__Task details__. Using the listing below, please gather every line containing the word "name".
----------------
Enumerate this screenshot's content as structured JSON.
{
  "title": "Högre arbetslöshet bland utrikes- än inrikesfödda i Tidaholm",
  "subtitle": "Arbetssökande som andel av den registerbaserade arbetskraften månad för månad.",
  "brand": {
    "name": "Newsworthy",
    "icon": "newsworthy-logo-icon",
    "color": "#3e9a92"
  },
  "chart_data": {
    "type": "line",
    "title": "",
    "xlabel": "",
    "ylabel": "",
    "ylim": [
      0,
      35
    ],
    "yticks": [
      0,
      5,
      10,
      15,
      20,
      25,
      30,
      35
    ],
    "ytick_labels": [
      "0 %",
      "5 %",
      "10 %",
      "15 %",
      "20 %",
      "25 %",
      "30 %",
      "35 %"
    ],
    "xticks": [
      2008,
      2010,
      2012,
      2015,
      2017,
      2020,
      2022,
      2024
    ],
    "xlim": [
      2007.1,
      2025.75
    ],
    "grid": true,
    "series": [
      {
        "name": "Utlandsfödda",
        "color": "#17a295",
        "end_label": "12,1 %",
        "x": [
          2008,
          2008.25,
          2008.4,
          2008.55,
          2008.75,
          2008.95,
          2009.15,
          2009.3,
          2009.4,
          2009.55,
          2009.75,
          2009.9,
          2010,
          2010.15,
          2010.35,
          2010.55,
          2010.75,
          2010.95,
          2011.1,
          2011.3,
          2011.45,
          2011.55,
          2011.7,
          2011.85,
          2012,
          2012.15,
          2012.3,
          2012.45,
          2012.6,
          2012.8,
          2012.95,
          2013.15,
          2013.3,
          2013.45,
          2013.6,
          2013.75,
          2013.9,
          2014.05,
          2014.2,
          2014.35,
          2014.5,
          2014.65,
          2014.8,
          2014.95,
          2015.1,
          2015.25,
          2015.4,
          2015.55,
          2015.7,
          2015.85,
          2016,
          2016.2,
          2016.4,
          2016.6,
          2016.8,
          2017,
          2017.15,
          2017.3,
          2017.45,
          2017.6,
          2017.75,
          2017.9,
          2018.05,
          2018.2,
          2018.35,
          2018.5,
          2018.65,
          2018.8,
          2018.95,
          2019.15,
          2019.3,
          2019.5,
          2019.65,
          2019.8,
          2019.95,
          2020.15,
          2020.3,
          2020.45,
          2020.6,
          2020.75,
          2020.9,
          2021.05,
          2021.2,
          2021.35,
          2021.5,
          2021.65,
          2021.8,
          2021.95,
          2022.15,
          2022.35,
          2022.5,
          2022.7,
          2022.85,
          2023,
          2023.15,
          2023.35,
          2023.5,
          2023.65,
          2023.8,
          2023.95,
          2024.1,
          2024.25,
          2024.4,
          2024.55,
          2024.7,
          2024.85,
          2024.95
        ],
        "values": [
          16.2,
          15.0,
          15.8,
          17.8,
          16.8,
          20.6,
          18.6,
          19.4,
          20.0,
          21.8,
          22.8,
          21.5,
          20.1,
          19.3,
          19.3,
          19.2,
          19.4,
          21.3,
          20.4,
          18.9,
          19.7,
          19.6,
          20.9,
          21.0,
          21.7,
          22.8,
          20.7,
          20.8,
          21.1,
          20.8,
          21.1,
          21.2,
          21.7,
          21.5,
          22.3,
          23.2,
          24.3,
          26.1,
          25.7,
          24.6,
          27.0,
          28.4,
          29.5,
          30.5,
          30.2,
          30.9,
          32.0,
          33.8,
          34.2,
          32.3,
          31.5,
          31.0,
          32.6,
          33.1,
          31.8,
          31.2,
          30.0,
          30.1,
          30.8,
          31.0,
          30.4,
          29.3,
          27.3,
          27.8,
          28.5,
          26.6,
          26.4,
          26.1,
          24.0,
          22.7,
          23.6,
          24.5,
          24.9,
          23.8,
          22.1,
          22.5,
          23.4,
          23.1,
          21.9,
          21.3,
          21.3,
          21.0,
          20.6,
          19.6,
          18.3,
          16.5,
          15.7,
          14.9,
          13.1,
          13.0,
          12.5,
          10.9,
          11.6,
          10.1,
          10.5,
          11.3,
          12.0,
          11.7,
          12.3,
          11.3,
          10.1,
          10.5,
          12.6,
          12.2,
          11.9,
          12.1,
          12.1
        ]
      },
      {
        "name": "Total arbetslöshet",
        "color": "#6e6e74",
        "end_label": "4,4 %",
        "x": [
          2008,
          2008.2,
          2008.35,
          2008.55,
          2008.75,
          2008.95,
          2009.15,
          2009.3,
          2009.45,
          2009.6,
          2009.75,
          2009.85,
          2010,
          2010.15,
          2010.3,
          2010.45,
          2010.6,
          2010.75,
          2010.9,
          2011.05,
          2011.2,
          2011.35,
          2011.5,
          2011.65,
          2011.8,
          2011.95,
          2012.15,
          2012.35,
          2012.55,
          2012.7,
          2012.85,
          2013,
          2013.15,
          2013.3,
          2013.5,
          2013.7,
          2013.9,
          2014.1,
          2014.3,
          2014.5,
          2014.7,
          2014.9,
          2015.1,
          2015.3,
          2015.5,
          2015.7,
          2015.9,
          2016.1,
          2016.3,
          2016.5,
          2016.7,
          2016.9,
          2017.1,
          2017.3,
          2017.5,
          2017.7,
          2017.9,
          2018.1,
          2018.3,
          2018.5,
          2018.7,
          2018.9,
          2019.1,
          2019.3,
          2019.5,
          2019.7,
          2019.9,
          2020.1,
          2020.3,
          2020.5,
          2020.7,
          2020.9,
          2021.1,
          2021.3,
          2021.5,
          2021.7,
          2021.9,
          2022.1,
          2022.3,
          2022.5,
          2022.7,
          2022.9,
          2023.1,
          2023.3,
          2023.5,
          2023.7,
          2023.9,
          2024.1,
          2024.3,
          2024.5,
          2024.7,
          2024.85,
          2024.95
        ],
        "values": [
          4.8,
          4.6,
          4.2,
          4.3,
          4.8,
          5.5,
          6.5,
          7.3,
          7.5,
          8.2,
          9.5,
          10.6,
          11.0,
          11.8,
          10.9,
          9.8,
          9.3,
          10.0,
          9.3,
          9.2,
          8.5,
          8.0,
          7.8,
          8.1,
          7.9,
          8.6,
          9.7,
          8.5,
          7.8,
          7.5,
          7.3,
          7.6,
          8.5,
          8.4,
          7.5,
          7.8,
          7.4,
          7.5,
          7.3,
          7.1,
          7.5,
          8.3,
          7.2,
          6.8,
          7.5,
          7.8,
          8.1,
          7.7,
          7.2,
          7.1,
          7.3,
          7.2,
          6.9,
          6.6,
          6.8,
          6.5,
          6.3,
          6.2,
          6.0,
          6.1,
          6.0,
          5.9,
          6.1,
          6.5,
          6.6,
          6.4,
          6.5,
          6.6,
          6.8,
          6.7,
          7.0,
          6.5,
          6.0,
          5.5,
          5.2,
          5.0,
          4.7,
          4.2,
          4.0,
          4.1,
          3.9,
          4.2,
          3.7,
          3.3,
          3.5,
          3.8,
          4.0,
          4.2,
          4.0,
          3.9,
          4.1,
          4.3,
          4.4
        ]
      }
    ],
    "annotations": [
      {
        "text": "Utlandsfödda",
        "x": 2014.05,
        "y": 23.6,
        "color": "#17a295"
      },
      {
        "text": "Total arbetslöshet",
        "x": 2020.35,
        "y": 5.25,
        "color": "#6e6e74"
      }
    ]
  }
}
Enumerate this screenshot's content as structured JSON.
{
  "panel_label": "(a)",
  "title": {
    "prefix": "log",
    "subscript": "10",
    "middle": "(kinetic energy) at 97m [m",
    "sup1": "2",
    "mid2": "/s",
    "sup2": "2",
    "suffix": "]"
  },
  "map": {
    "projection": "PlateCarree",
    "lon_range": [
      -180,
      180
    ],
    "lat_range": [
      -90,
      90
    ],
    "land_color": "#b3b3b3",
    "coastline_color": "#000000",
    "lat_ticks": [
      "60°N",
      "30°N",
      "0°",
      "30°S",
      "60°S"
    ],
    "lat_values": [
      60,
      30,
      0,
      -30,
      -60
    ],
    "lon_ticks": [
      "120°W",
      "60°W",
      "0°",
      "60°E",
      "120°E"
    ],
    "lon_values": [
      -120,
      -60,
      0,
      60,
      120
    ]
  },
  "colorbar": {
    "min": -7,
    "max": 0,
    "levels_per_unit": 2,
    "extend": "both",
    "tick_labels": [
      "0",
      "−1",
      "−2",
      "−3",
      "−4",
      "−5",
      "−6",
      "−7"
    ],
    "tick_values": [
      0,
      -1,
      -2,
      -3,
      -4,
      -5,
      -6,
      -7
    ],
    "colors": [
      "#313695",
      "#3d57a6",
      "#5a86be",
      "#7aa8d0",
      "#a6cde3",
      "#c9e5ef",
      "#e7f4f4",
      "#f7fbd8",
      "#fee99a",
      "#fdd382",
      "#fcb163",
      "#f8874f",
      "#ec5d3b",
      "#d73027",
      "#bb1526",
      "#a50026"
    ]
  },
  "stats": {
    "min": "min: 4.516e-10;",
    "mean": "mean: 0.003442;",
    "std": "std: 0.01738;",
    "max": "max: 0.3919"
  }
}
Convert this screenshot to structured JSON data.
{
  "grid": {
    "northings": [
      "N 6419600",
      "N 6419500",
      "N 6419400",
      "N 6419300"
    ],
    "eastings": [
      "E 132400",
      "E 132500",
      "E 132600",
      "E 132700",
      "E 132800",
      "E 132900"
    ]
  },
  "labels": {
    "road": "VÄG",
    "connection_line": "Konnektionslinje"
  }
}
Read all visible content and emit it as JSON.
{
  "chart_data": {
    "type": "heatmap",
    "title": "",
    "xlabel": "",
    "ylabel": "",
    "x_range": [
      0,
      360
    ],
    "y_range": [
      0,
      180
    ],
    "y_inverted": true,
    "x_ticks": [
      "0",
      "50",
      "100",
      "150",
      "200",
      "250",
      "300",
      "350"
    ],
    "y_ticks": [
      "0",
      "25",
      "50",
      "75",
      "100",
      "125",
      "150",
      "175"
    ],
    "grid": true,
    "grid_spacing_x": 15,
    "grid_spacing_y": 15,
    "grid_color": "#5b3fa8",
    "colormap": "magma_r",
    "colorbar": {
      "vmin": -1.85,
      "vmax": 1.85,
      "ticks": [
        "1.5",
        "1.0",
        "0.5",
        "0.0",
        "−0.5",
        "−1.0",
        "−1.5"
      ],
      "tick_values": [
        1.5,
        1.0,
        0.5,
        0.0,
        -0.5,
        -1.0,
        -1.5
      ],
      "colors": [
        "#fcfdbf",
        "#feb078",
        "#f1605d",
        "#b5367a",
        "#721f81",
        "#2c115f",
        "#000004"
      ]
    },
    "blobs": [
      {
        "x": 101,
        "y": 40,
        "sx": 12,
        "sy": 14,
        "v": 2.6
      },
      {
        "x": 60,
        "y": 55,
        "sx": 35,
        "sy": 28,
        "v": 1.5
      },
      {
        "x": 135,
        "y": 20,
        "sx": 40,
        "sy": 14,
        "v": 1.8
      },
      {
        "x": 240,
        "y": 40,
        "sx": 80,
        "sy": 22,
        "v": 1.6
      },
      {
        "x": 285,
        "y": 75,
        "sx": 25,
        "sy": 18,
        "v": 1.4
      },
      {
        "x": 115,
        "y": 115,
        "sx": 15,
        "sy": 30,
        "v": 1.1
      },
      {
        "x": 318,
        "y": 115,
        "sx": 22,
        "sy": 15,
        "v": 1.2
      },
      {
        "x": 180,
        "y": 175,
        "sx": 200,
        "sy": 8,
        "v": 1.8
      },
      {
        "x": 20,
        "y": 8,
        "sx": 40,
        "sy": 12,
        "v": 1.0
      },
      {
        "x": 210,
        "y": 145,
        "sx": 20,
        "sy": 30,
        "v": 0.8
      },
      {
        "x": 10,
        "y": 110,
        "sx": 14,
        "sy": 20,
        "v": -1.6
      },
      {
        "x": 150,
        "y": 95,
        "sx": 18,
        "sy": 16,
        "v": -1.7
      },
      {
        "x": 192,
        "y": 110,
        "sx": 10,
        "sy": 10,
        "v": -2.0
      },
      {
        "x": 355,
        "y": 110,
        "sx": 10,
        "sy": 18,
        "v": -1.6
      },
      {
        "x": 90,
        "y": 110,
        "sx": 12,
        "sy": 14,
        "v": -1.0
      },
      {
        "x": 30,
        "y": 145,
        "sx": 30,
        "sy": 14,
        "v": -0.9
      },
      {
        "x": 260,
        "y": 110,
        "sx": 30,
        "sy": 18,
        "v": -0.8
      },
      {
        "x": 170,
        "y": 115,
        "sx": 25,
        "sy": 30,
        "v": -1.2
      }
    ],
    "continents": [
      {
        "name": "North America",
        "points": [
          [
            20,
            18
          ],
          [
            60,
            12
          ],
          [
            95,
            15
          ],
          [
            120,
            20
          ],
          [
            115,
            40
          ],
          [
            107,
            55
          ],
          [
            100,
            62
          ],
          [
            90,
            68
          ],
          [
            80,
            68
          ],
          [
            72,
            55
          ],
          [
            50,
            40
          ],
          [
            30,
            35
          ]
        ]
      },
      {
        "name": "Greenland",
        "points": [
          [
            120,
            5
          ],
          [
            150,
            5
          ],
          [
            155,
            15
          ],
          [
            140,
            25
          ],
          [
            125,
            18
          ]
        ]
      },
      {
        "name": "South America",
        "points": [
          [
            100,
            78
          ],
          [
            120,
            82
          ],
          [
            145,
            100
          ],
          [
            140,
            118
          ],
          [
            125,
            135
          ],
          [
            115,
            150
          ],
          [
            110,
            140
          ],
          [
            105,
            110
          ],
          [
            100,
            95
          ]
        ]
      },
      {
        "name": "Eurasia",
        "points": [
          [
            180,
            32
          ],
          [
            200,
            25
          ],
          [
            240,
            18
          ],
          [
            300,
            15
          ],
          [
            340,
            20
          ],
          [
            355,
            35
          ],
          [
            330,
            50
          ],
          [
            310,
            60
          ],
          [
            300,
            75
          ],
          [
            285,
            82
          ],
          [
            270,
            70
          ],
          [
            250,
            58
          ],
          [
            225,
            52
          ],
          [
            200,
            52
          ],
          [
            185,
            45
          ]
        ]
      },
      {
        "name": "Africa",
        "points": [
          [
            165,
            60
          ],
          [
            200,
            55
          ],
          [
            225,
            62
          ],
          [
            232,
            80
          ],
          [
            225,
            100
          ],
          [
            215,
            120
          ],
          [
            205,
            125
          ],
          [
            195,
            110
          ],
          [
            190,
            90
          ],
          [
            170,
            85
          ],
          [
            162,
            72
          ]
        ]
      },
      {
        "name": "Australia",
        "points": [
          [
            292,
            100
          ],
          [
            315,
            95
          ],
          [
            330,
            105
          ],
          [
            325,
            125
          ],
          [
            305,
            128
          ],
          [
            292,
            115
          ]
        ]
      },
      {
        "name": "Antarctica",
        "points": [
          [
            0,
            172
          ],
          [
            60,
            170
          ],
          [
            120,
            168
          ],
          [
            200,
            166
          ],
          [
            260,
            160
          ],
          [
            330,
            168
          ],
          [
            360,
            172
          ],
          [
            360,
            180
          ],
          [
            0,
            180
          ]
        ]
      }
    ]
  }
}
----------------
__Answer for the task__.
    "name": "Newsworthy",
        "name": "Utlandsfödda",
        "name": "Total arbetslöshet",
        "name": "North America",
        "name": "Greenland",
        "name": "South America",
        "name": "Eurasia",
        "name": "Africa",
        "name": "Australia",
        "name": "Antarctica",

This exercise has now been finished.